▸ EXERCISE BRIEF:
Output every entry exactly as written, but omit the pictures.
· · · · ·
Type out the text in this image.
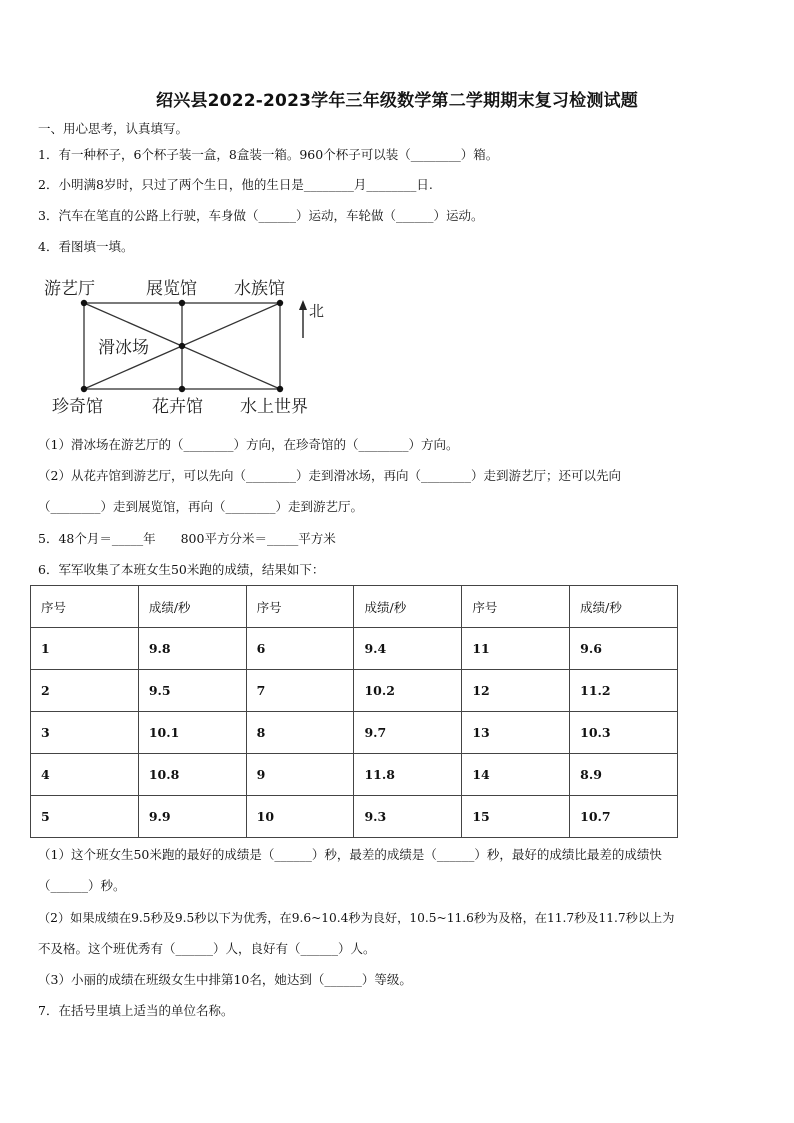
绍兴县2022-2023学年三年级数学第二学期期末复习检测试题
一、用心思考，认真填写。
1．有一种杯子，6个杯子装一盒，8盒装一箱。960个杯子可以装（________）箱。
2．小明满8岁时，只过了两个生日，他的生日是________月________日.
3．汽车在笔直的公路上行驶，车身做（______）运动，车轮做（______）运动。
4．看图填一填。
游艺厅	展览馆 水族馆
滑冰场
珍奇馆	花卉馆 水上世界
北
（1）滑冰场在游艺厅的（________）方向，在珍奇馆的（________）方向。
（2）从花卉馆到游艺厅，可以先向（________）走到滑冰场，再向（________）走到游艺厅；还可以先向
（________）走到展览馆，再向（________）走到游艺厅。
5．48个月＝_____年　　800平方分米＝_____平方米
6．军军收集了本班女生50米跑的成绩，结果如下：
序号	成绩/秒	序号	成绩/秒	序号	成绩/秒
1	9.8	6	9.4	11	9.6
2	9.5	7	10.2	12	11.2
3	10.1	8	9.7	13	10.3
4	10.8	9	11.8	14	8.9
5	9.9	10	9.3	15	10.7
（1）这个班女生50米跑的最好的成绩是（______）秒，最差的成绩是（______）秒，最好的成绩比最差的成绩快
（______）秒。
（2）如果成绩在9.5秒及9.5秒以下为优秀，在9.6~10.4秒为良好，10.5~11.6秒为及格，在11.7秒及11.7秒以上为
不及格。这个班优秀有（______）人，良好有（______）人。
（3）小丽的成绩在班级女生中排第10名，她达到（______）等级。
7．在括号里填上适当的单位名称。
· · · · ·
▸ EXERCISE OUTPUT:
Type out the text in this image.
绍兴县2022-2023学年三年级数学第二学期期末复习检测试题
一、用心思考，认真填写。
1．有一种杯子，6个杯子装一盒，8盒装一箱。960个杯子可以装（________）箱。
2．小明满8岁时，只过了两个生日，他的生日是________月________日.
3．汽车在笔直的公路上行驶，车身做（______）运动，车轮做（______）运动。
4．看图填一填。
游艺厅	展览馆 水族馆
滑冰场
珍奇馆	花卉馆 水上世界
北
（1）滑冰场在游艺厅的（________）方向，在珍奇馆的（________）方向。
（2）从花卉馆到游艺厅，可以先向（________）走到滑冰场，再向（________）走到游艺厅；还可以先向
（________）走到展览馆，再向（________）走到游艺厅。
5．48个月＝_____年　　800平方分米＝_____平方米
6．军军收集了本班女生50米跑的成绩，结果如下：
序号	成绩/秒	序号	成绩/秒	序号	成绩/秒
1	9.8	6	9.4	11	9.6
2	9.5	7	10.2	12	11.2
3	10.1	8	9.7	13	10.3
4	10.8	9	11.8	14	8.9
5	9.9	10	9.3	15	10.7
（1）这个班女生50米跑的最好的成绩是（______）秒，最差的成绩是（______）秒，最好的成绩比最差的成绩快
（______）秒。
（2）如果成绩在9.5秒及9.5秒以下为优秀，在9.6~10.4秒为良好，10.5~11.6秒为及格，在11.7秒及11.7秒以上为
不及格。这个班优秀有（______）人，良好有（______）人。
（3）小丽的成绩在班级女生中排第10名，她达到（______）等级。
7．在括号里填上适当的单位名称。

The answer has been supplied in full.